● **Stated exercise**:
Every line of the data must be copied exactly.

========

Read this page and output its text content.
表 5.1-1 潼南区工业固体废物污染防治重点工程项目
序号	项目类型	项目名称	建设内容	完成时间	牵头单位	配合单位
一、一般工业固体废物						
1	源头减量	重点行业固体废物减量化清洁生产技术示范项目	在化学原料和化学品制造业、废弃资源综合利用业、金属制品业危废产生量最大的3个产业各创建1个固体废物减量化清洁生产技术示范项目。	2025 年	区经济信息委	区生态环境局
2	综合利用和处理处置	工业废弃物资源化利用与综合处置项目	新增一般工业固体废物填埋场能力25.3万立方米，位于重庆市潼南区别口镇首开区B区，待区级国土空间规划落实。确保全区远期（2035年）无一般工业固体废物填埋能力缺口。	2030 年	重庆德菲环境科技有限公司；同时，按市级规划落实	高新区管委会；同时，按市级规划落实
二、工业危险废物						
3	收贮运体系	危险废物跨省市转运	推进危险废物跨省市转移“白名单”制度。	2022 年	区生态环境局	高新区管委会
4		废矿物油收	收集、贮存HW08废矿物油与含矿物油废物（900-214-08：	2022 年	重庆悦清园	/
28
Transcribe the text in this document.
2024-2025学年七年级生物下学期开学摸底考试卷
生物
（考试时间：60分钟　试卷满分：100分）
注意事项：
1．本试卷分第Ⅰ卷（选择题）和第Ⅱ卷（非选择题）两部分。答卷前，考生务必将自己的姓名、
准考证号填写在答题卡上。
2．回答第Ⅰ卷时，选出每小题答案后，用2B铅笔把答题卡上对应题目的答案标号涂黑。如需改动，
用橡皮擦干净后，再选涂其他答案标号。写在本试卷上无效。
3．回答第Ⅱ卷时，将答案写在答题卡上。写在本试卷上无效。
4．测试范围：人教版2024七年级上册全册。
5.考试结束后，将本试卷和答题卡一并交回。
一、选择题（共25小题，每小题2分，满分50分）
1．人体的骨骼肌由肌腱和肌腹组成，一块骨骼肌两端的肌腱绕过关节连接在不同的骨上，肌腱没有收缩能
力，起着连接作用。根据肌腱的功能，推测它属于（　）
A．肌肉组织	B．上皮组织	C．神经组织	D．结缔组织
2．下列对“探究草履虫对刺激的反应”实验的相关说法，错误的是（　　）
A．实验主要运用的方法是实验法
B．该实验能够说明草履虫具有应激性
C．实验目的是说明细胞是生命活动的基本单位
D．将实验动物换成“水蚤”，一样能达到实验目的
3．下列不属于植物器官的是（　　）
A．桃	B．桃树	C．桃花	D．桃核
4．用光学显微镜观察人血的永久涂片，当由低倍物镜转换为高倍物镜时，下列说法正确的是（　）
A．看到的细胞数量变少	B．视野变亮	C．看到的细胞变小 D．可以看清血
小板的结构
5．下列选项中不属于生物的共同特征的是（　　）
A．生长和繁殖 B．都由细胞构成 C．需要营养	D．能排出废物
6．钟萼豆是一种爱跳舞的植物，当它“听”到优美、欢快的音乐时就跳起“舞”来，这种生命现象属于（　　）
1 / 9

========

● **Right answer**:
Read this page and output its text content.
表 5.1-1 潼南区工业固体废物污染防治重点工程项目
序号	项目类型	项目名称	建设内容	完成时间	牵头单位	配合单位
一、一般工业固体废物						
1	源头减量	重点行业固体废物减量化清洁生产技术示范项目	在化学原料和化学品制造业、废弃资源综合利用业、金属制品业危废产生量最大的3个产业各创建1个固体废物减量化清洁生产技术示范项目。	2025 年	区经济信息委	区生态环境局
2	综合利用和处理处置	工业废弃物资源化利用与综合处置项目	新增一般工业固体废物填埋场能力25.3万立方米，位于重庆市潼南区别口镇首开区B区，待区级国土空间规划落实。确保全区远期（2035年）无一般工业固体废物填埋能力缺口。	2030 年	重庆德菲环境科技有限公司；同时，按市级规划落实	高新区管委会；同时，按市级规划落实
二、工业危险废物						
3	收贮运体系	危险废物跨省市转运	推进危险废物跨省市转移“白名单”制度。	2022 年	区生态环境局	高新区管委会
4		废矿物油收	收集、贮存HW08废矿物油与含矿物油废物（900-214-08：	2022 年	重庆悦清园	/
28
Transcribe the text in this document.
2024-2025学年七年级生物下学期开学摸底考试卷
生物
（考试时间：60分钟　试卷满分：100分）
注意事项：
1．本试卷分第Ⅰ卷（选择题）和第Ⅱ卷（非选择题）两部分。答卷前，考生务必将自己的姓名、
准考证号填写在答题卡上。
2．回答第Ⅰ卷时，选出每小题答案后，用2B铅笔把答题卡上对应题目的答案标号涂黑。如需改动，
用橡皮擦干净后，再选涂其他答案标号。写在本试卷上无效。
3．回答第Ⅱ卷时，将答案写在答题卡上。写在本试卷上无效。
4．测试范围：人教版2024七年级上册全册。
5.考试结束后，将本试卷和答题卡一并交回。
一、选择题（共25小题，每小题2分，满分50分）
1．人体的骨骼肌由肌腱和肌腹组成，一块骨骼肌两端的肌腱绕过关节连接在不同的骨上，肌腱没有收缩能
力，起着连接作用。根据肌腱的功能，推测它属于（　）
A．肌肉组织	B．上皮组织	C．神经组织	D．结缔组织
2．下列对“探究草履虫对刺激的反应”实验的相关说法，错误的是（　　）
A．实验主要运用的方法是实验法
B．该实验能够说明草履虫具有应激性
C．实验目的是说明细胞是生命活动的基本单位
D．将实验动物换成“水蚤”，一样能达到实验目的
3．下列不属于植物器官的是（　　）
A．桃	B．桃树	C．桃花	D．桃核
4．用光学显微镜观察人血的永久涂片，当由低倍物镜转换为高倍物镜时，下列说法正确的是（　）
A．看到的细胞数量变少	B．视野变亮	C．看到的细胞变小 D．可以看清血
小板的结构
5．下列选项中不属于生物的共同特征的是（　　）
A．生长和繁殖 B．都由细胞构成 C．需要营养	D．能排出废物
6．钟萼豆是一种爱跳舞的植物，当它“听”到优美、欢快的音乐时就跳起“舞”来，这种生命现象属于（　　）
1 / 9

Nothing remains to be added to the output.